[Begin Dataset excerpts]

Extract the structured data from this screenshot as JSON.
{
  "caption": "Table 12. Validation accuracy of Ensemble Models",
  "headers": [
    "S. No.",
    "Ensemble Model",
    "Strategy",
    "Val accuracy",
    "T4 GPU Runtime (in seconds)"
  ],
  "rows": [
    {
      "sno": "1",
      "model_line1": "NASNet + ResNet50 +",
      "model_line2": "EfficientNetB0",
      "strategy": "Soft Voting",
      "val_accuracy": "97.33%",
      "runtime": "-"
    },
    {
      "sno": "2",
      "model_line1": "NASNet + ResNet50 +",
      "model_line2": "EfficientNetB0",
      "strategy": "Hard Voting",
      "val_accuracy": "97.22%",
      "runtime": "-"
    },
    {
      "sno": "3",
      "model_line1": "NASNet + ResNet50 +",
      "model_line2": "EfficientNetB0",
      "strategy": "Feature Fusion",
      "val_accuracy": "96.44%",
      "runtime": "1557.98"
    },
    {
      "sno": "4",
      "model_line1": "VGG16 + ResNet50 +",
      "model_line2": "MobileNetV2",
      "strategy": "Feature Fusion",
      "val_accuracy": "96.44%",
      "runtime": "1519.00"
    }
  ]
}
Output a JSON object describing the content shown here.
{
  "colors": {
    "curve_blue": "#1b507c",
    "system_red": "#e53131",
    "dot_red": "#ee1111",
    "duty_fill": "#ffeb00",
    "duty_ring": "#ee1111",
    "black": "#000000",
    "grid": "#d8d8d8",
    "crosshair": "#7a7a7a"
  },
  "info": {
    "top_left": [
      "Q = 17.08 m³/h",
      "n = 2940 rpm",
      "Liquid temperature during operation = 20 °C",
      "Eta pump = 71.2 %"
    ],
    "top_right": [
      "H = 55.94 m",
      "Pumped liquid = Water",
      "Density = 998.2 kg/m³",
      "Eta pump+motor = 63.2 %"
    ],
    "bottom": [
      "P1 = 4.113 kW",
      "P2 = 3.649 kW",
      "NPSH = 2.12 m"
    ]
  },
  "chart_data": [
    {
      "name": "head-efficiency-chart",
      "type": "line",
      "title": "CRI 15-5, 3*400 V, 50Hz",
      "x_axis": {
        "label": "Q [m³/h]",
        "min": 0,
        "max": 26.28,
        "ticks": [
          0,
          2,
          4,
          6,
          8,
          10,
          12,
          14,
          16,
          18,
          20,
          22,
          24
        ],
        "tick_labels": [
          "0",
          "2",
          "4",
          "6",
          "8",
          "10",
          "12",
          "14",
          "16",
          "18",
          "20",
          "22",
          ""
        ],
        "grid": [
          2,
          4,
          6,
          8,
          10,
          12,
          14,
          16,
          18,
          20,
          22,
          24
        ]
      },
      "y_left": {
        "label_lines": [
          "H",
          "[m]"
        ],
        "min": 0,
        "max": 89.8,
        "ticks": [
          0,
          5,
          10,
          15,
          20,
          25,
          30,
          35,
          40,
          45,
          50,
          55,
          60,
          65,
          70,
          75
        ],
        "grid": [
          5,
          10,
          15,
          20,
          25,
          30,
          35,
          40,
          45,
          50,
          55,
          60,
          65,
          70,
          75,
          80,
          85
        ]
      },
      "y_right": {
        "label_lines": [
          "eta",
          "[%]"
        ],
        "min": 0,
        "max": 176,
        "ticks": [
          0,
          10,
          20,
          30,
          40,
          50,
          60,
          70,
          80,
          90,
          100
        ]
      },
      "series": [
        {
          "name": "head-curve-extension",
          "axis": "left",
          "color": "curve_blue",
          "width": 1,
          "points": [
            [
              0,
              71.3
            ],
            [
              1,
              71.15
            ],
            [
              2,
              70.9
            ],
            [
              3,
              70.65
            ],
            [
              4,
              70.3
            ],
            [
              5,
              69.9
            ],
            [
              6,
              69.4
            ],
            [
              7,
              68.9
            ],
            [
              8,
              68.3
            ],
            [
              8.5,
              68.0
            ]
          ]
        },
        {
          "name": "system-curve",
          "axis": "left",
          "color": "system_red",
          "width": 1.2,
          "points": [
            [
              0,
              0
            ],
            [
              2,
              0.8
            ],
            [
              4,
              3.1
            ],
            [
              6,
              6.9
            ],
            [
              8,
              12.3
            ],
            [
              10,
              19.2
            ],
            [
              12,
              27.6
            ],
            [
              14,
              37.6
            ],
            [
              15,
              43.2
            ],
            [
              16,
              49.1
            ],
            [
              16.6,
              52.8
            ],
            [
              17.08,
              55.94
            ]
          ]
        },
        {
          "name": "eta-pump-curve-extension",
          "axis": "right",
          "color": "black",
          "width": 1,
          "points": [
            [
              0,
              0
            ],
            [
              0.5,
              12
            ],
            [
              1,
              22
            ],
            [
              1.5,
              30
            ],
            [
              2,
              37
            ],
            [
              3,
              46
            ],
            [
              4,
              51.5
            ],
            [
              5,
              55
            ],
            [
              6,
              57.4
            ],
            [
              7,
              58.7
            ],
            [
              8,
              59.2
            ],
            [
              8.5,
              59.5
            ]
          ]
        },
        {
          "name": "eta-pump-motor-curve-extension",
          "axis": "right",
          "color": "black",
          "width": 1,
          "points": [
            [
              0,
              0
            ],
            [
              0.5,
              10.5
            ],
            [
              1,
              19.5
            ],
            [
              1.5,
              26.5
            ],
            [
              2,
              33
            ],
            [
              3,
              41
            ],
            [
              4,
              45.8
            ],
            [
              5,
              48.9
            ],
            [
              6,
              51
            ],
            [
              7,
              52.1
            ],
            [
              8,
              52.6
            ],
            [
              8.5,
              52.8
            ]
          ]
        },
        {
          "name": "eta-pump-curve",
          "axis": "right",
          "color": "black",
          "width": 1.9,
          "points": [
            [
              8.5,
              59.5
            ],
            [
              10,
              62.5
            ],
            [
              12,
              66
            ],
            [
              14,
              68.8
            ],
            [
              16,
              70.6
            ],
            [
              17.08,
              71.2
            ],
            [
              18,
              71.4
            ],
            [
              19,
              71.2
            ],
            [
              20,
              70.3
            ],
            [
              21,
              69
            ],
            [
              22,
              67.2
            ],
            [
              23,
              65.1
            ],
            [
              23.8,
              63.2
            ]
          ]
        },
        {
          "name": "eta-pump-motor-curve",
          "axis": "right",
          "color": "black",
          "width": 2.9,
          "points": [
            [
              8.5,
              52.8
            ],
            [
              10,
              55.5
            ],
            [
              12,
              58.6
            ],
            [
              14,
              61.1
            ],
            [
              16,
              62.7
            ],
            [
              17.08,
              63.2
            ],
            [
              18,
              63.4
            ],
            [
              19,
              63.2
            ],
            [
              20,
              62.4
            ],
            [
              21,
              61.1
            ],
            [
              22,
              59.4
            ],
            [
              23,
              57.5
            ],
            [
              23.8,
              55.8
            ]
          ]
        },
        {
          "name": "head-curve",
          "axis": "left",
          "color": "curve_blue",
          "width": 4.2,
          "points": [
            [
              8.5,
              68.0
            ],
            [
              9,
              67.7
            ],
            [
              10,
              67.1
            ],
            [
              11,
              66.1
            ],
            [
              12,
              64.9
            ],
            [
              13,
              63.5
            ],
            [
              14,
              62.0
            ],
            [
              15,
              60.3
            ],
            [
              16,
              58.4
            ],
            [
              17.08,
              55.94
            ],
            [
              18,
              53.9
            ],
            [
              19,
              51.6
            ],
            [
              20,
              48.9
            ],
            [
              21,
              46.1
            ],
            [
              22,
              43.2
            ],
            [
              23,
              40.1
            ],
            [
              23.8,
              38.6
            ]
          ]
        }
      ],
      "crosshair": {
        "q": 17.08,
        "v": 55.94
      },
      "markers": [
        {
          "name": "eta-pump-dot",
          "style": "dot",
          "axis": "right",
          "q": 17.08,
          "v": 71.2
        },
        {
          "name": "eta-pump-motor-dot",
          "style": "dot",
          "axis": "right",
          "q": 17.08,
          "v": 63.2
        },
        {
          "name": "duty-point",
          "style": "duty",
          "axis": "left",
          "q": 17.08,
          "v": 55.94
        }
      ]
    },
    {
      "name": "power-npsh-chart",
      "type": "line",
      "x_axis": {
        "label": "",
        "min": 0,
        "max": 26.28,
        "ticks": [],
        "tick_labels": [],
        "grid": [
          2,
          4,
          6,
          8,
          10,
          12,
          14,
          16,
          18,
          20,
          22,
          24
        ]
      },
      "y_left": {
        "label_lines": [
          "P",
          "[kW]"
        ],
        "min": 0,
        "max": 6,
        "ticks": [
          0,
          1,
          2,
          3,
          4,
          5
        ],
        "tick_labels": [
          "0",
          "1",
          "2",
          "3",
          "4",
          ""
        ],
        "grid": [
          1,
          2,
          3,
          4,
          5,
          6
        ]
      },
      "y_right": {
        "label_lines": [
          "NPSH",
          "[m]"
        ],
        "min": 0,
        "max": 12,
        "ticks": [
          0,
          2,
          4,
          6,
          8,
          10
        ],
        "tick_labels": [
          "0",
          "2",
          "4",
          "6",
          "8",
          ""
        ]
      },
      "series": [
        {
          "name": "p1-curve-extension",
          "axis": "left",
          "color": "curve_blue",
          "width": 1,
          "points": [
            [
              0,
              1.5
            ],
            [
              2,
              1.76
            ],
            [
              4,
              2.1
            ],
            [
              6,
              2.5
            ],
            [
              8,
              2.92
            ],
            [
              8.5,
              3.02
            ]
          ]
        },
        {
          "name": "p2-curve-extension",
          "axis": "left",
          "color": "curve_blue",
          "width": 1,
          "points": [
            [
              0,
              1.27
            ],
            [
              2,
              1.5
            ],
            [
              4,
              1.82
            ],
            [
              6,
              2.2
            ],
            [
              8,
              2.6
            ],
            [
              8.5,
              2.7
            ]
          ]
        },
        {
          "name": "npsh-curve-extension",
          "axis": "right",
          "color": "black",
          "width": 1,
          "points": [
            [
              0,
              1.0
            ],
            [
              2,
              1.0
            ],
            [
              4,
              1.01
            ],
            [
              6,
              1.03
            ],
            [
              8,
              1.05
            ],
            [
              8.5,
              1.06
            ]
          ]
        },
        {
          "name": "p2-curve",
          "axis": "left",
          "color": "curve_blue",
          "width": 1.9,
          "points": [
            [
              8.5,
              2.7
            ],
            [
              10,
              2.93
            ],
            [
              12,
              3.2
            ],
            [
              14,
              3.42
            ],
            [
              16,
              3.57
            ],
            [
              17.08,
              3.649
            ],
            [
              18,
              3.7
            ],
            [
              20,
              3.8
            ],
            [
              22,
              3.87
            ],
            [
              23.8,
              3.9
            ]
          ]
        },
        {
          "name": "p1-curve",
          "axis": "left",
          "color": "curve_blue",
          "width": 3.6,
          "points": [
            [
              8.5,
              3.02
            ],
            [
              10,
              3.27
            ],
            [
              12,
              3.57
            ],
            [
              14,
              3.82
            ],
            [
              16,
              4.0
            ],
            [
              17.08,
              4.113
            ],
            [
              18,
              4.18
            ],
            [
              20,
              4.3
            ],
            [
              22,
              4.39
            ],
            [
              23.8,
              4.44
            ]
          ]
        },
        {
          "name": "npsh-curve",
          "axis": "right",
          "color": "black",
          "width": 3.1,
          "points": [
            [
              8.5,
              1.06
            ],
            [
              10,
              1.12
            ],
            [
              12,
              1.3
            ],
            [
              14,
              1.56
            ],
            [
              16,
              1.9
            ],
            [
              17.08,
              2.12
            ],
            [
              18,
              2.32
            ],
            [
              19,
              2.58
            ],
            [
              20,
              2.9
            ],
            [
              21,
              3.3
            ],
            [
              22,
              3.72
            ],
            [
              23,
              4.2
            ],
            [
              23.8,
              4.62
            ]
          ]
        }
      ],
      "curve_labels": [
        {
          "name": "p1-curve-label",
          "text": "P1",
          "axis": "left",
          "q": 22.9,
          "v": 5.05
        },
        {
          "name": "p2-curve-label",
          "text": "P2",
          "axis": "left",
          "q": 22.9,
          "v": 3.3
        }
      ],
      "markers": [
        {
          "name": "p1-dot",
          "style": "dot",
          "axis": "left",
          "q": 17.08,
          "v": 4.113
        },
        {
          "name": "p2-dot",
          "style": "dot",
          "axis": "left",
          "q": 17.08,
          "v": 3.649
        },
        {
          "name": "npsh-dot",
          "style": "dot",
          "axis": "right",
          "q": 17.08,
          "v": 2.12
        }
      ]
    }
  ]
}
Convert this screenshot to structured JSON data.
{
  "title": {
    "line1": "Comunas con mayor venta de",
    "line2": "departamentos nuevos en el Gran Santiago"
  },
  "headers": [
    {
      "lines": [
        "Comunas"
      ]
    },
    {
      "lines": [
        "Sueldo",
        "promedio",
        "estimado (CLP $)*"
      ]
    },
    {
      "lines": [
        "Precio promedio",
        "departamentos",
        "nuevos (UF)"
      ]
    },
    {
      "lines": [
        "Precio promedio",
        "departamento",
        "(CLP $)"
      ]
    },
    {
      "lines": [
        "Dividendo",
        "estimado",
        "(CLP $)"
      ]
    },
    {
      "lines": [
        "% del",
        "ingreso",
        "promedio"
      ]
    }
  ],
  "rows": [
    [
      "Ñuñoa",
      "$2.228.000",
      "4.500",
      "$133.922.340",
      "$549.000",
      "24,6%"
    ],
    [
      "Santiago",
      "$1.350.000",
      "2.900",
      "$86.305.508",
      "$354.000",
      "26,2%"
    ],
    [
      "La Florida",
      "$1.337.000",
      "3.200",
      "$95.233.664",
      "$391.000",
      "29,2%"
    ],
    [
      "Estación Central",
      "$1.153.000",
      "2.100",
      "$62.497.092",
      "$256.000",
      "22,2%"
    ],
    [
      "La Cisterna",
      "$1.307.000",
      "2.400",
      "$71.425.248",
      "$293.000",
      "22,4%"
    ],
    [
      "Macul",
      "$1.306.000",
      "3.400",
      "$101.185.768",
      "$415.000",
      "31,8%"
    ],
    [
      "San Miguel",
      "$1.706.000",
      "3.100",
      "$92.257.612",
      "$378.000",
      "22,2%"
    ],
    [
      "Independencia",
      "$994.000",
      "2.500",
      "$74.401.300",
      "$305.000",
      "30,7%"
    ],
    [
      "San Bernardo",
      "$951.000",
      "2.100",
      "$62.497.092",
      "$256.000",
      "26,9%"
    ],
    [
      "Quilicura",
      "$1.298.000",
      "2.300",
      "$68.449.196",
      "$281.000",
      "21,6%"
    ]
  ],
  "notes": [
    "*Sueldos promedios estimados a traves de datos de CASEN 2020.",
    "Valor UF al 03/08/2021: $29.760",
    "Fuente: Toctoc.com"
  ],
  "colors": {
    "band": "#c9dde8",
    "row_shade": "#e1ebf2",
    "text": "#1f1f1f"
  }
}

[End Dataset excerpts]

Task directions: Identify each line holding the string "Ensemble", and copy it out.

Solution for this problem:
  "caption": "Table 12. Validation accuracy of Ensemble Models",
    "Ensemble Model",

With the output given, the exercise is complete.